__EXERCISE AIM__
Quote every line as given.

__Dataset listings of figures__
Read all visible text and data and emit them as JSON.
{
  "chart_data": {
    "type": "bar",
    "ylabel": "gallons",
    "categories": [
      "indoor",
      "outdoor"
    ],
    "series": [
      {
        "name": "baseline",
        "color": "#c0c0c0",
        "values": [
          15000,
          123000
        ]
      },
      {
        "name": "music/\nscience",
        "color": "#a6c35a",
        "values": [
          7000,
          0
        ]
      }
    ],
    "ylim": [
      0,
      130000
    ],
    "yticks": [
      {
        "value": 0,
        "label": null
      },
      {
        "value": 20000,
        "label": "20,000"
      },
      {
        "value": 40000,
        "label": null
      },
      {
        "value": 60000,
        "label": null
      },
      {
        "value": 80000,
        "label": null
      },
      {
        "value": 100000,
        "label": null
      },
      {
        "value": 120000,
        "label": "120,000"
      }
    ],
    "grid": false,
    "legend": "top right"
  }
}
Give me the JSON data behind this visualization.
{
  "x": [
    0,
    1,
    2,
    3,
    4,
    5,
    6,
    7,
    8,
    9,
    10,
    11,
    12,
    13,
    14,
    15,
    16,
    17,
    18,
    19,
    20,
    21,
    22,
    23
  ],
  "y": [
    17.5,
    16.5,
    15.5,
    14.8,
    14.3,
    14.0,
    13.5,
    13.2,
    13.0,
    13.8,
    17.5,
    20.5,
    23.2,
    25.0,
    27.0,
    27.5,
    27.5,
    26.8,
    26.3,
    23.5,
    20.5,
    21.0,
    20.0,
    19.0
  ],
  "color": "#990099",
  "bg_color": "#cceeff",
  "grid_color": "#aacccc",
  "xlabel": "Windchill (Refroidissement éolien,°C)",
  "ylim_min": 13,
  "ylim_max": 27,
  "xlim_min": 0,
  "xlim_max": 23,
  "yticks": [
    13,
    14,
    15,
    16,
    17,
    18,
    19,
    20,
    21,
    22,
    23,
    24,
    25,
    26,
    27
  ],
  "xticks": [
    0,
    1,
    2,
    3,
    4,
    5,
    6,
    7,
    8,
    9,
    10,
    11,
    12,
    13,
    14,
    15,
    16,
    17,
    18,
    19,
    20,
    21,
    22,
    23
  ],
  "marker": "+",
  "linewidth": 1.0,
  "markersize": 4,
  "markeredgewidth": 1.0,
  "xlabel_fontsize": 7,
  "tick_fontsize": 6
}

__OUTPUT BELOW__
Read all visible text and data and emit them as JSON.
{
  "chart_data": {
    "type": "bar",
    "ylabel": "gallons",
    "categories": [
      "indoor",
      "outdoor"
    ],
    "series": [
      {
        "name": "baseline",
        "color": "#c0c0c0",
        "values": [
          15000,
          123000
        ]
      },
      {
        "name": "music/\nscience",
        "color": "#a6c35a",
        "values": [
          7000,
          0
        ]
      }
    ],
    "ylim": [
      0,
      130000
    ],
    "yticks": [
      {
        "value": 0,
        "label": null
      },
      {
        "value": 20000,
        "label": "20,000"
      },
      {
        "value": 40000,
        "label": null
      },
      {
        "value": 60000,
        "label": null
      },
      {
        "value": 80000,
        "label": null
      },
      {
        "value": 100000,
        "label": null
      },
      {
        "value": 120000,
        "label": "120,000"
      }
    ],
    "grid": false,
    "legend": "top right"
  }
}
Give me the JSON data behind this visualization.
{
  "x": [
    0,
    1,
    2,
    3,
    4,
    5,
    6,
    7,
    8,
    9,
    10,
    11,
    12,
    13,
    14,
    15,
    16,
    17,
    18,
    19,
    20,
    21,
    22,
    23
  ],
  "y": [
    17.5,
    16.5,
    15.5,
    14.8,
    14.3,
    14.0,
    13.5,
    13.2,
    13.0,
    13.8,
    17.5,
    20.5,
    23.2,
    25.0,
    27.0,
    27.5,
    27.5,
    26.8,
    26.3,
    23.5,
    20.5,
    21.0,
    20.0,
    19.0
  ],
  "color": "#990099",
  "bg_color": "#cceeff",
  "grid_color": "#aacccc",
  "xlabel": "Windchill (Refroidissement éolien,°C)",
  "ylim_min": 13,
  "ylim_max": 27,
  "xlim_min": 0,
  "xlim_max": 23,
  "yticks": [
    13,
    14,
    15,
    16,
    17,
    18,
    19,
    20,
    21,
    22,
    23,
    24,
    25,
    26,
    27
  ],
  "xticks": [
    0,
    1,
    2,
    3,
    4,
    5,
    6,
    7,
    8,
    9,
    10,
    11,
    12,
    13,
    14,
    15,
    16,
    17,
    18,
    19,
    20,
    21,
    22,
    23
  ],
  "marker": "+",
  "linewidth": 1.0,
  "markersize": 4,
  "markeredgewidth": 1.0,
  "xlabel_fontsize": 7,
  "tick_fontsize": 6
}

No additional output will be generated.